Given problem
Print every line of the listing exactly, please.

— Begin —

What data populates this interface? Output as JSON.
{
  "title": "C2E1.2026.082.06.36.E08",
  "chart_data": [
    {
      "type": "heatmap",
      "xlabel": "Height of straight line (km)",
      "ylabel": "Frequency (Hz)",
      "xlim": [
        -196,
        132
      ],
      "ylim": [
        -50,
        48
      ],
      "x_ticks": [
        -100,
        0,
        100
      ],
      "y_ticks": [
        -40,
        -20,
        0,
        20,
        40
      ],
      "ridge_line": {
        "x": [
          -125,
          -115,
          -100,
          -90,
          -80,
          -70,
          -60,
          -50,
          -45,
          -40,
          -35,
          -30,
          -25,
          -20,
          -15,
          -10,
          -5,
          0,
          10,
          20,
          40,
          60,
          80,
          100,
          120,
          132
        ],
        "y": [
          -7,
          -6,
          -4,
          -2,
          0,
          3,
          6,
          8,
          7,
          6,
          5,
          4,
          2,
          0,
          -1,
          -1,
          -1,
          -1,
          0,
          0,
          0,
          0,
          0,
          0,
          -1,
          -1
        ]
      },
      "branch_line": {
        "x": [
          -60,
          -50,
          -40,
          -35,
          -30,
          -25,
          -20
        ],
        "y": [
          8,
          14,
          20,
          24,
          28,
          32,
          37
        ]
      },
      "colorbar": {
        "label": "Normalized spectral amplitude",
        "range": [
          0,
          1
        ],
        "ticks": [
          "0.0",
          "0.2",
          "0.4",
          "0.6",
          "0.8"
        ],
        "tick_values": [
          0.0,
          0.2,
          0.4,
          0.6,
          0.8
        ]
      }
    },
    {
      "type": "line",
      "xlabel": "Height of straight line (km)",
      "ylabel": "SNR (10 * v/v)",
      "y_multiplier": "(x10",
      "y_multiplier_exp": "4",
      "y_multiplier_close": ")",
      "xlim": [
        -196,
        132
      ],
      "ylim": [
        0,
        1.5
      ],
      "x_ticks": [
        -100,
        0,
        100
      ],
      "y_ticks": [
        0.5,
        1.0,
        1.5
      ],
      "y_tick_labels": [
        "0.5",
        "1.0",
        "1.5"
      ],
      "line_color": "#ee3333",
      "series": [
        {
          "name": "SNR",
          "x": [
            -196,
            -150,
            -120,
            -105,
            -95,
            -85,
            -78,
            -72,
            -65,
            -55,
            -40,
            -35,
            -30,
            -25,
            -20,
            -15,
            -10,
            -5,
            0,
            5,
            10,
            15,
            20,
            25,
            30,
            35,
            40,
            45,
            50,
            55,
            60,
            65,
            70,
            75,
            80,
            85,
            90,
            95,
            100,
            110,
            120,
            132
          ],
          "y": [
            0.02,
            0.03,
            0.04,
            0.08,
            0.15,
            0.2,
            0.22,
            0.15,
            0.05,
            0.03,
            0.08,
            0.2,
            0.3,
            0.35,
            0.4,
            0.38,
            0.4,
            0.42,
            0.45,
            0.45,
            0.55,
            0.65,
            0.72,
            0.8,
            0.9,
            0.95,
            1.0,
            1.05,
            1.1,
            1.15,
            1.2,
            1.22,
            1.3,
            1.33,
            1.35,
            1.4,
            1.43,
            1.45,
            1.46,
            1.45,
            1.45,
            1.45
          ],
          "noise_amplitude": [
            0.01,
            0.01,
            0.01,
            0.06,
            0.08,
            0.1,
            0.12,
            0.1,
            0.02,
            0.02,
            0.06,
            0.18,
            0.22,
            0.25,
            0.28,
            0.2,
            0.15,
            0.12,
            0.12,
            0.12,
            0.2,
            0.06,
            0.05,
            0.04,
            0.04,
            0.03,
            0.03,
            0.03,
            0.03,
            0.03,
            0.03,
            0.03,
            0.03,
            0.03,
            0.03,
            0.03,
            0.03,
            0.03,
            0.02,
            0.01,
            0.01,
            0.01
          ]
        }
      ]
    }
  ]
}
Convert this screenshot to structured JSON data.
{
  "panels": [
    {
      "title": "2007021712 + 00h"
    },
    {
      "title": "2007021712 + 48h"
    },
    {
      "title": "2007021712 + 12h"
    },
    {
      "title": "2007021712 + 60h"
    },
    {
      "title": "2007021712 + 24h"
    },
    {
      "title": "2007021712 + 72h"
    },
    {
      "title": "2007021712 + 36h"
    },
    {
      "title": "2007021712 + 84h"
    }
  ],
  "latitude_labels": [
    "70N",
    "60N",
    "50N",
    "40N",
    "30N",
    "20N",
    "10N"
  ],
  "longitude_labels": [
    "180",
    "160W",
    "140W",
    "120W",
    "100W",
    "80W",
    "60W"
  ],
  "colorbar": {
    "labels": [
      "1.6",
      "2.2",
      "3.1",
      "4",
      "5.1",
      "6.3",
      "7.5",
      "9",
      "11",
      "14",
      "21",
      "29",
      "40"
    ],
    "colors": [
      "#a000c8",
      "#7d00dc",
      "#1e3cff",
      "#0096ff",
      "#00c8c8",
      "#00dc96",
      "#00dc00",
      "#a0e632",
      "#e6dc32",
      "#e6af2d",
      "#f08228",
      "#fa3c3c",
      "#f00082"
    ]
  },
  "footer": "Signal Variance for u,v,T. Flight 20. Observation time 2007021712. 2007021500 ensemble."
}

— End —

Output of the exercise
What data populates this interface? Output as JSON.
{
  "title": "C2E1.2026.082.06.36.E08",
  "chart_data": [
    {
      "type": "heatmap",
      "xlabel": "Height of straight line (km)",
      "ylabel": "Frequency (Hz)",
      "xlim": [
        -196,
        132
      ],
      "ylim": [
        -50,
        48
      ],
      "x_ticks": [
        -100,
        0,
        100
      ],
      "y_ticks": [
        -40,
        -20,
        0,
        20,
        40
      ],
      "ridge_line": {
        "x": [
          -125,
          -115,
          -100,
          -90,
          -80,
          -70,
          -60,
          -50,
          -45,
          -40,
          -35,
          -30,
          -25,
          -20,
          -15,
          -10,
          -5,
          0,
          10,
          20,
          40,
          60,
          80,
          100,
          120,
          132
        ],
        "y": [
          -7,
          -6,
          -4,
          -2,
          0,
          3,
          6,
          8,
          7,
          6,
          5,
          4,
          2,
          0,
          -1,
          -1,
          -1,
          -1,
          0,
          0,
          0,
          0,
          0,
          0,
          -1,
          -1
        ]
      },
      "branch_line": {
        "x": [
          -60,
          -50,
          -40,
          -35,
          -30,
          -25,
          -20
        ],
        "y": [
          8,
          14,
          20,
          24,
          28,
          32,
          37
        ]
      },
      "colorbar": {
        "label": "Normalized spectral amplitude",
        "range": [
          0,
          1
        ],
        "ticks": [
          "0.0",
          "0.2",
          "0.4",
          "0.6",
          "0.8"
        ],
        "tick_values": [
          0.0,
          0.2,
          0.4,
          0.6,
          0.8
        ]
      }
    },
    {
      "type": "line",
      "xlabel": "Height of straight line (km)",
      "ylabel": "SNR (10 * v/v)",
      "y_multiplier": "(x10",
      "y_multiplier_exp": "4",
      "y_multiplier_close": ")",
      "xlim": [
        -196,
        132
      ],
      "ylim": [
        0,
        1.5
      ],
      "x_ticks": [
        -100,
        0,
        100
      ],
      "y_ticks": [
        0.5,
        1.0,
        1.5
      ],
      "y_tick_labels": [
        "0.5",
        "1.0",
        "1.5"
      ],
      "line_color": "#ee3333",
      "series": [
        {
          "name": "SNR",
          "x": [
            -196,
            -150,
            -120,
            -105,
            -95,
            -85,
            -78,
            -72,
            -65,
            -55,
            -40,
            -35,
            -30,
            -25,
            -20,
            -15,
            -10,
            -5,
            0,
            5,
            10,
            15,
            20,
            25,
            30,
            35,
            40,
            45,
            50,
            55,
            60,
            65,
            70,
            75,
            80,
            85,
            90,
            95,
            100,
            110,
            120,
            132
          ],
          "y": [
            0.02,
            0.03,
            0.04,
            0.08,
            0.15,
            0.2,
            0.22,
            0.15,
            0.05,
            0.03,
            0.08,
            0.2,
            0.3,
            0.35,
            0.4,
            0.38,
            0.4,
            0.42,
            0.45,
            0.45,
            0.55,
            0.65,
            0.72,
            0.8,
            0.9,
            0.95,
            1.0,
            1.05,
            1.1,
            1.15,
            1.2,
            1.22,
            1.3,
            1.33,
            1.35,
            1.4,
            1.43,
            1.45,
            1.46,
            1.45,
            1.45,
            1.45
          ],
          "noise_amplitude": [
            0.01,
            0.01,
            0.01,
            0.06,
            0.08,
            0.1,
            0.12,
            0.1,
            0.02,
            0.02,
            0.06,
            0.18,
            0.22,
            0.25,
            0.28,
            0.2,
            0.15,
            0.12,
            0.12,
            0.12,
            0.2,
            0.06,
            0.05,
            0.04,
            0.04,
            0.03,
            0.03,
            0.03,
            0.03,
            0.03,
            0.03,
            0.03,
            0.03,
            0.03,
            0.03,
            0.03,
            0.03,
            0.03,
            0.02,
            0.01,
            0.01,
            0.01
          ]
        }
      ]
    }
  ]
}
Convert this screenshot to structured JSON data.
{
  "panels": [
    {
      "title": "2007021712 + 00h"
    },
    {
      "title": "2007021712 + 48h"
    },
    {
      "title": "2007021712 + 12h"
    },
    {
      "title": "2007021712 + 60h"
    },
    {
      "title": "2007021712 + 24h"
    },
    {
      "title": "2007021712 + 72h"
    },
    {
      "title": "2007021712 + 36h"
    },
    {
      "title": "2007021712 + 84h"
    }
  ],
  "latitude_labels": [
    "70N",
    "60N",
    "50N",
    "40N",
    "30N",
    "20N",
    "10N"
  ],
  "longitude_labels": [
    "180",
    "160W",
    "140W",
    "120W",
    "100W",
    "80W",
    "60W"
  ],
  "colorbar": {
    "labels": [
      "1.6",
      "2.2",
      "3.1",
      "4",
      "5.1",
      "6.3",
      "7.5",
      "9",
      "11",
      "14",
      "21",
      "29",
      "40"
    ],
    "colors": [
      "#a000c8",
      "#7d00dc",
      "#1e3cff",
      "#0096ff",
      "#00c8c8",
      "#00dc96",
      "#00dc00",
      "#a0e632",
      "#e6dc32",
      "#e6af2d",
      "#f08228",
      "#fa3c3c",
      "#f00082"
    ]
  },
  "footer": "Signal Variance for u,v,T. Flight 20. Observation time 2007021712. 2007021500 ensemble."
}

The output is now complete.